◆ INSTRUCTIONS TO FOLLOW:
For each entry below, please return its exact wording and leave out any picture.

◆ GIVEN ENTRIES:
*** Begin section ***

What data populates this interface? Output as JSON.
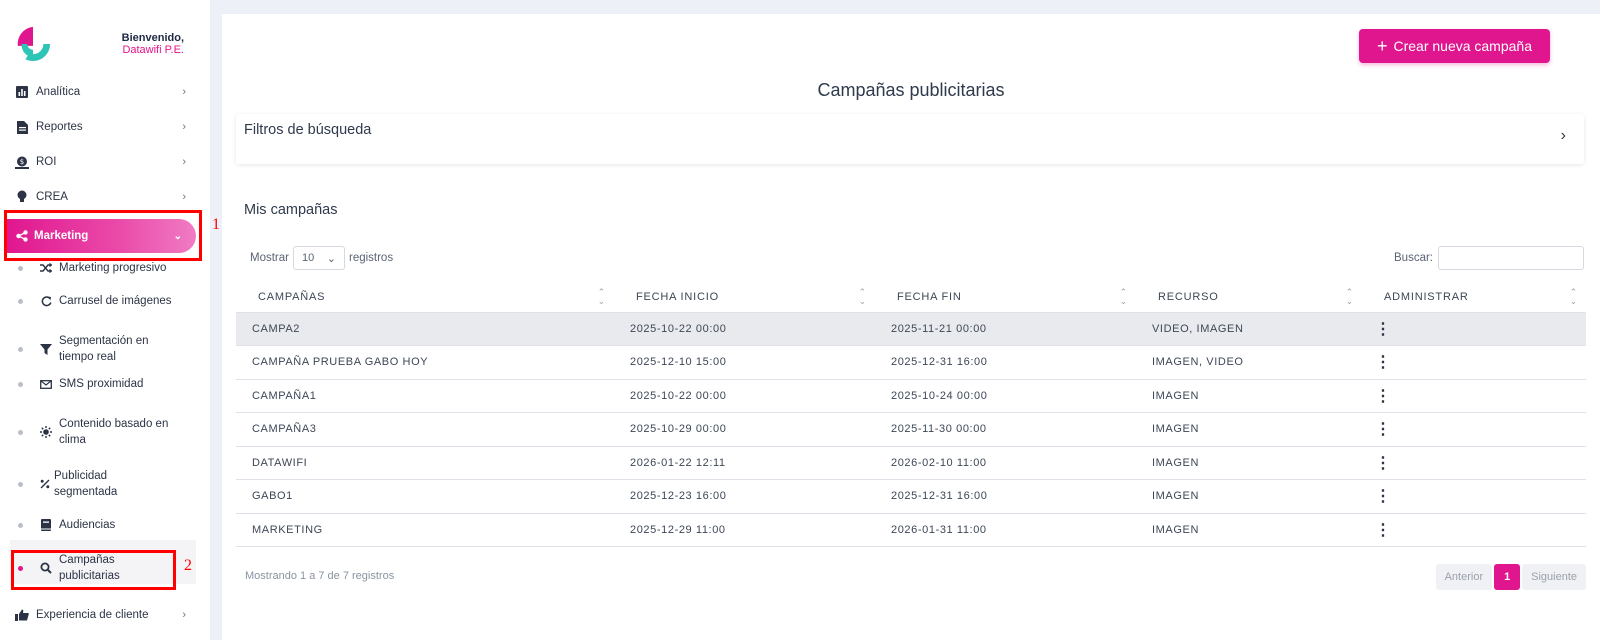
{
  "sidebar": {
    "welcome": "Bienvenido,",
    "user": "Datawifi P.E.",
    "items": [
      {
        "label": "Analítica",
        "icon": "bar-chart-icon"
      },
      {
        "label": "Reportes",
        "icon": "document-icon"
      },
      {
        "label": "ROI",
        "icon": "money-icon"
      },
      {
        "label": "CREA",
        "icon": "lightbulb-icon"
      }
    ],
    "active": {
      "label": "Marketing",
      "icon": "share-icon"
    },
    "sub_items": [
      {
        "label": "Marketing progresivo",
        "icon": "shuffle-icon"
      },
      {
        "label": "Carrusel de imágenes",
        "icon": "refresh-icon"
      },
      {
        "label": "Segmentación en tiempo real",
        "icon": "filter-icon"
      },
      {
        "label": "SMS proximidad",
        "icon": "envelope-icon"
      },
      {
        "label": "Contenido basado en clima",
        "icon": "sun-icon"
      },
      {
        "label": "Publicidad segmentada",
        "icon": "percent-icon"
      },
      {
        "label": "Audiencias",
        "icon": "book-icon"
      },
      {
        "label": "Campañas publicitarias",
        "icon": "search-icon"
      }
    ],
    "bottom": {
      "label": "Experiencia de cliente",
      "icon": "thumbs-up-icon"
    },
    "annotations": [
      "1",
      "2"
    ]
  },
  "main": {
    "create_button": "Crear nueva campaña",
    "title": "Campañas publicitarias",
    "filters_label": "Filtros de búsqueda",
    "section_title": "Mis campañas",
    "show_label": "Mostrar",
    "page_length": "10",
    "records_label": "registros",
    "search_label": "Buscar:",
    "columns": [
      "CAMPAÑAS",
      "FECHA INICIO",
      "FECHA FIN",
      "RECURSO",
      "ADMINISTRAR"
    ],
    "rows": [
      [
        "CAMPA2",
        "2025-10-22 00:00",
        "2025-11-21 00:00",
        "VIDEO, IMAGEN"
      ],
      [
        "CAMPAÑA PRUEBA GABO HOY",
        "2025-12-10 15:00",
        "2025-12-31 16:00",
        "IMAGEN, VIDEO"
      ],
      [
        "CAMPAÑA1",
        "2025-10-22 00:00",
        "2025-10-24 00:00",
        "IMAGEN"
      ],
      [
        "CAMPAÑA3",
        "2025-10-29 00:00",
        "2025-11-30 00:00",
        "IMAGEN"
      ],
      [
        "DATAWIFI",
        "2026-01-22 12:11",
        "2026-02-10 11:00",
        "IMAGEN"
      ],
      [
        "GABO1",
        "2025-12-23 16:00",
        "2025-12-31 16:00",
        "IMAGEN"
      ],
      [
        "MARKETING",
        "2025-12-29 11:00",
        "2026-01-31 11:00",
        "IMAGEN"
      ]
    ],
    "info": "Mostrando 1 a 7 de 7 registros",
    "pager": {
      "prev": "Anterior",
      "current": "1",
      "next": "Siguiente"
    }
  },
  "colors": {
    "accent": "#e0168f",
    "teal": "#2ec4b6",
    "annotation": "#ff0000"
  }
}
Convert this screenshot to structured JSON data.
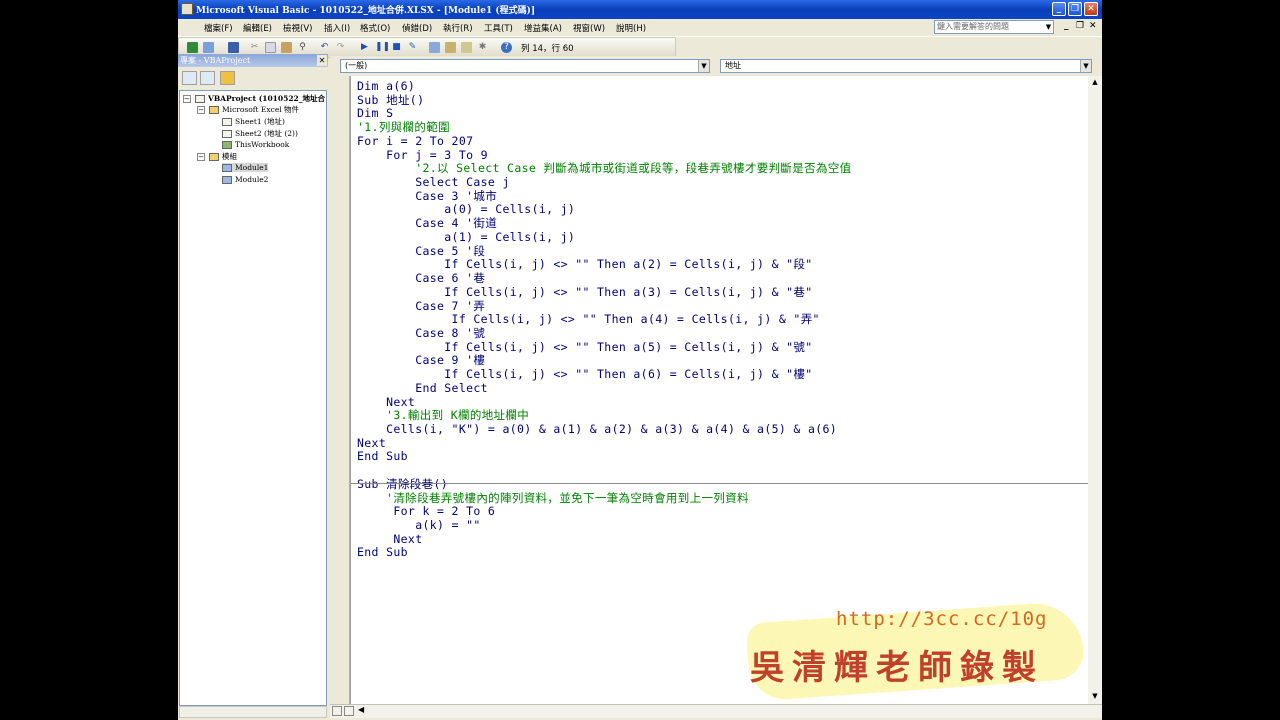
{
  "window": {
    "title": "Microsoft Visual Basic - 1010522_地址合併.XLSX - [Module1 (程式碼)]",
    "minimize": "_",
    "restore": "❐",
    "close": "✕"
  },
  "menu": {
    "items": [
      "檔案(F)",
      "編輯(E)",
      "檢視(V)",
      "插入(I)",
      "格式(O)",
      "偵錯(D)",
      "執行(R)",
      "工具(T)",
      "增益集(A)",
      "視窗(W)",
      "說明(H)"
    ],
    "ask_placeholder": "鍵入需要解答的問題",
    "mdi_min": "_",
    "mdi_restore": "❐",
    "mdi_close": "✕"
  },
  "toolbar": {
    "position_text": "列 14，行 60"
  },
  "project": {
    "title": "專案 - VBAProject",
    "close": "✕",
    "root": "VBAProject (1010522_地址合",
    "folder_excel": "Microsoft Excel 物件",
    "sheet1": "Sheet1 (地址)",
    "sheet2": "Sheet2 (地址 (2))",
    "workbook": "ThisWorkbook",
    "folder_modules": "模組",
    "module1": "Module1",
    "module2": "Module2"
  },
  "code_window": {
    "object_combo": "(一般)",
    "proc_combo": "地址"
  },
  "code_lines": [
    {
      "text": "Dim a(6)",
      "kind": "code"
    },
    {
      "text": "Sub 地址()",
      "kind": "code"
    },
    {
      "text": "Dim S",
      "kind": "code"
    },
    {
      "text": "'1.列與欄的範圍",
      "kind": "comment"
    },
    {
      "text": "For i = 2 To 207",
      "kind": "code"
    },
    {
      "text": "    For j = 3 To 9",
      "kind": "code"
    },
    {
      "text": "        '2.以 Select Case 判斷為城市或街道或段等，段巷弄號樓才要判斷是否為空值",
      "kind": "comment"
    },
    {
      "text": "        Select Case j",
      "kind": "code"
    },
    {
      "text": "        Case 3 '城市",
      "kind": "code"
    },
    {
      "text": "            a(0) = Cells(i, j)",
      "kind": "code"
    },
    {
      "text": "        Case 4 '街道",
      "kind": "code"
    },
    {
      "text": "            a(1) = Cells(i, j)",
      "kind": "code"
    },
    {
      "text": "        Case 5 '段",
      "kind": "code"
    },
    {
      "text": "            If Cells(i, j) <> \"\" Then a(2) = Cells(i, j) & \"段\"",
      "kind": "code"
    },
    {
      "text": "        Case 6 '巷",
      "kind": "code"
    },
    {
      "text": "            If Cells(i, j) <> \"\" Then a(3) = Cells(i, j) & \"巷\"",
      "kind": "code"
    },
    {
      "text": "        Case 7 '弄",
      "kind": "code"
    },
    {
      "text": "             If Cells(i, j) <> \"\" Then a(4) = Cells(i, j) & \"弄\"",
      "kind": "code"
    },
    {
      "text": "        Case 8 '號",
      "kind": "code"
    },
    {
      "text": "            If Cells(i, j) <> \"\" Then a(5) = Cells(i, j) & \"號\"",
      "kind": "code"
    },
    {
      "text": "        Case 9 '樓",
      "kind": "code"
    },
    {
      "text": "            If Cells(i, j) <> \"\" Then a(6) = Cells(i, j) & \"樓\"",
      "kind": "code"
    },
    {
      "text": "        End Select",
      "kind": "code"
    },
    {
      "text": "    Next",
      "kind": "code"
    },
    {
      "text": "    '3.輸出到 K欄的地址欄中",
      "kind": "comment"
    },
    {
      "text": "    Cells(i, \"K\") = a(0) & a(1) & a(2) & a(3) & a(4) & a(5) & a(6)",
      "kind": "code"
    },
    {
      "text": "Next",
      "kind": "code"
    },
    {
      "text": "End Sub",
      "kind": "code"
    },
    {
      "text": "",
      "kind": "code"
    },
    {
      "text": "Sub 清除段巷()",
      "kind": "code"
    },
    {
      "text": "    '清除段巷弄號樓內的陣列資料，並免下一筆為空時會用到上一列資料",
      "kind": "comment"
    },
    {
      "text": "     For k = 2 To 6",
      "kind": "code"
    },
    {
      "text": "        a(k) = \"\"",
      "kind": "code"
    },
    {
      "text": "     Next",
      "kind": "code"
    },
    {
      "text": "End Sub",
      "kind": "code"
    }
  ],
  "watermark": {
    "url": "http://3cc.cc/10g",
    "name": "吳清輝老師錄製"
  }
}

*** End section ***

◆ SOLVED PROBLEM:
What data populates this interface? Output as JSON.
{
  "sidebar": {
    "welcome": "Bienvenido,",
    "user": "Datawifi P.E.",
    "items": [
      {
        "label": "Analítica",
        "icon": "bar-chart-icon"
      },
      {
        "label": "Reportes",
        "icon": "document-icon"
      },
      {
        "label": "ROI",
        "icon": "money-icon"
      },
      {
        "label": "CREA",
        "icon": "lightbulb-icon"
      }
    ],
    "active": {
      "label": "Marketing",
      "icon": "share-icon"
    },
    "sub_items": [
      {
        "label": "Marketing progresivo",
        "icon": "shuffle-icon"
      },
      {
        "label": "Carrusel de imágenes",
        "icon": "refresh-icon"
      },
      {
        "label": "Segmentación en tiempo real",
        "icon": "filter-icon"
      },
      {
        "label": "SMS proximidad",
        "icon": "envelope-icon"
      },
      {
        "label": "Contenido basado en clima",
        "icon": "sun-icon"
      },
      {
        "label": "Publicidad segmentada",
        "icon": "percent-icon"
      },
      {
        "label": "Audiencias",
        "icon": "book-icon"
      },
      {
        "label": "Campañas publicitarias",
        "icon": "search-icon"
      }
    ],
    "bottom": {
      "label": "Experiencia de cliente",
      "icon": "thumbs-up-icon"
    },
    "annotations": [
      "1",
      "2"
    ]
  },
  "main": {
    "create_button": "Crear nueva campaña",
    "title": "Campañas publicitarias",
    "filters_label": "Filtros de búsqueda",
    "section_title": "Mis campañas",
    "show_label": "Mostrar",
    "page_length": "10",
    "records_label": "registros",
    "search_label": "Buscar:",
    "columns": [
      "CAMPAÑAS",
      "FECHA INICIO",
      "FECHA FIN",
      "RECURSO",
      "ADMINISTRAR"
    ],
    "rows": [
      [
        "CAMPA2",
        "2025-10-22 00:00",
        "2025-11-21 00:00",
        "VIDEO, IMAGEN"
      ],
      [
        "CAMPAÑA PRUEBA GABO HOY",
        "2025-12-10 15:00",
        "2025-12-31 16:00",
        "IMAGEN, VIDEO"
      ],
      [
        "CAMPAÑA1",
        "2025-10-22 00:00",
        "2025-10-24 00:00",
        "IMAGEN"
      ],
      [
        "CAMPAÑA3",
        "2025-10-29 00:00",
        "2025-11-30 00:00",
        "IMAGEN"
      ],
      [
        "DATAWIFI",
        "2026-01-22 12:11",
        "2026-02-10 11:00",
        "IMAGEN"
      ],
      [
        "GABO1",
        "2025-12-23 16:00",
        "2025-12-31 16:00",
        "IMAGEN"
      ],
      [
        "MARKETING",
        "2025-12-29 11:00",
        "2026-01-31 11:00",
        "IMAGEN"
      ]
    ],
    "info": "Mostrando 1 a 7 de 7 registros",
    "pager": {
      "prev": "Anterior",
      "current": "1",
      "next": "Siguiente"
    }
  },
  "colors": {
    "accent": "#e0168f",
    "teal": "#2ec4b6",
    "annotation": "#ff0000"
  }
}
Convert this screenshot to structured JSON data.
{
  "window": {
    "title": "Microsoft Visual Basic - 1010522_地址合併.XLSX - [Module1 (程式碼)]",
    "minimize": "_",
    "restore": "❐",
    "close": "✕"
  },
  "menu": {
    "items": [
      "檔案(F)",
      "編輯(E)",
      "檢視(V)",
      "插入(I)",
      "格式(O)",
      "偵錯(D)",
      "執行(R)",
      "工具(T)",
      "增益集(A)",
      "視窗(W)",
      "說明(H)"
    ],
    "ask_placeholder": "鍵入需要解答的問題",
    "mdi_min": "_",
    "mdi_restore": "❐",
    "mdi_close": "✕"
  },
  "toolbar": {
    "position_text": "列 14，行 60"
  },
  "project": {
    "title": "專案 - VBAProject",
    "close": "✕",
    "root": "VBAProject (1010522_地址合",
    "folder_excel": "Microsoft Excel 物件",
    "sheet1": "Sheet1 (地址)",
    "sheet2": "Sheet2 (地址 (2))",
    "workbook": "ThisWorkbook",
    "folder_modules": "模組",
    "module1": "Module1",
    "module2": "Module2"
  },
  "code_window": {
    "object_combo": "(一般)",
    "proc_combo": "地址"
  },
  "code_lines": [
    {
      "text": "Dim a(6)",
      "kind": "code"
    },
    {
      "text": "Sub 地址()",
      "kind": "code"
    },
    {
      "text": "Dim S",
      "kind": "code"
    },
    {
      "text": "'1.列與欄的範圍",
      "kind": "comment"
    },
    {
      "text": "For i = 2 To 207",
      "kind": "code"
    },
    {
      "text": "    For j = 3 To 9",
      "kind": "code"
    },
    {
      "text": "        '2.以 Select Case 判斷為城市或街道或段等，段巷弄號樓才要判斷是否為空值",
      "kind": "comment"
    },
    {
      "text": "        Select Case j",
      "kind": "code"
    },
    {
      "text": "        Case 3 '城市",
      "kind": "code"
    },
    {
      "text": "            a(0) = Cells(i, j)",
      "kind": "code"
    },
    {
      "text": "        Case 4 '街道",
      "kind": "code"
    },
    {
      "text": "            a(1) = Cells(i, j)",
      "kind": "code"
    },
    {
      "text": "        Case 5 '段",
      "kind": "code"
    },
    {
      "text": "            If Cells(i, j) <> \"\" Then a(2) = Cells(i, j) & \"段\"",
      "kind": "code"
    },
    {
      "text": "        Case 6 '巷",
      "kind": "code"
    },
    {
      "text": "            If Cells(i, j) <> \"\" Then a(3) = Cells(i, j) & \"巷\"",
      "kind": "code"
    },
    {
      "text": "        Case 7 '弄",
      "kind": "code"
    },
    {
      "text": "             If Cells(i, j) <> \"\" Then a(4) = Cells(i, j) & \"弄\"",
      "kind": "code"
    },
    {
      "text": "        Case 8 '號",
      "kind": "code"
    },
    {
      "text": "            If Cells(i, j) <> \"\" Then a(5) = Cells(i, j) & \"號\"",
      "kind": "code"
    },
    {
      "text": "        Case 9 '樓",
      "kind": "code"
    },
    {
      "text": "            If Cells(i, j) <> \"\" Then a(6) = Cells(i, j) & \"樓\"",
      "kind": "code"
    },
    {
      "text": "        End Select",
      "kind": "code"
    },
    {
      "text": "    Next",
      "kind": "code"
    },
    {
      "text": "    '3.輸出到 K欄的地址欄中",
      "kind": "comment"
    },
    {
      "text": "    Cells(i, \"K\") = a(0) & a(1) & a(2) & a(3) & a(4) & a(5) & a(6)",
      "kind": "code"
    },
    {
      "text": "Next",
      "kind": "code"
    },
    {
      "text": "End Sub",
      "kind": "code"
    },
    {
      "text": "",
      "kind": "code"
    },
    {
      "text": "Sub 清除段巷()",
      "kind": "code"
    },
    {
      "text": "    '清除段巷弄號樓內的陣列資料，並免下一筆為空時會用到上一列資料",
      "kind": "comment"
    },
    {
      "text": "     For k = 2 To 6",
      "kind": "code"
    },
    {
      "text": "        a(k) = \"\"",
      "kind": "code"
    },
    {
      "text": "     Next",
      "kind": "code"
    },
    {
      "text": "End Sub",
      "kind": "code"
    }
  ],
  "watermark": {
    "url": "http://3cc.cc/10g",
    "name": "吳清輝老師錄製"
  }
}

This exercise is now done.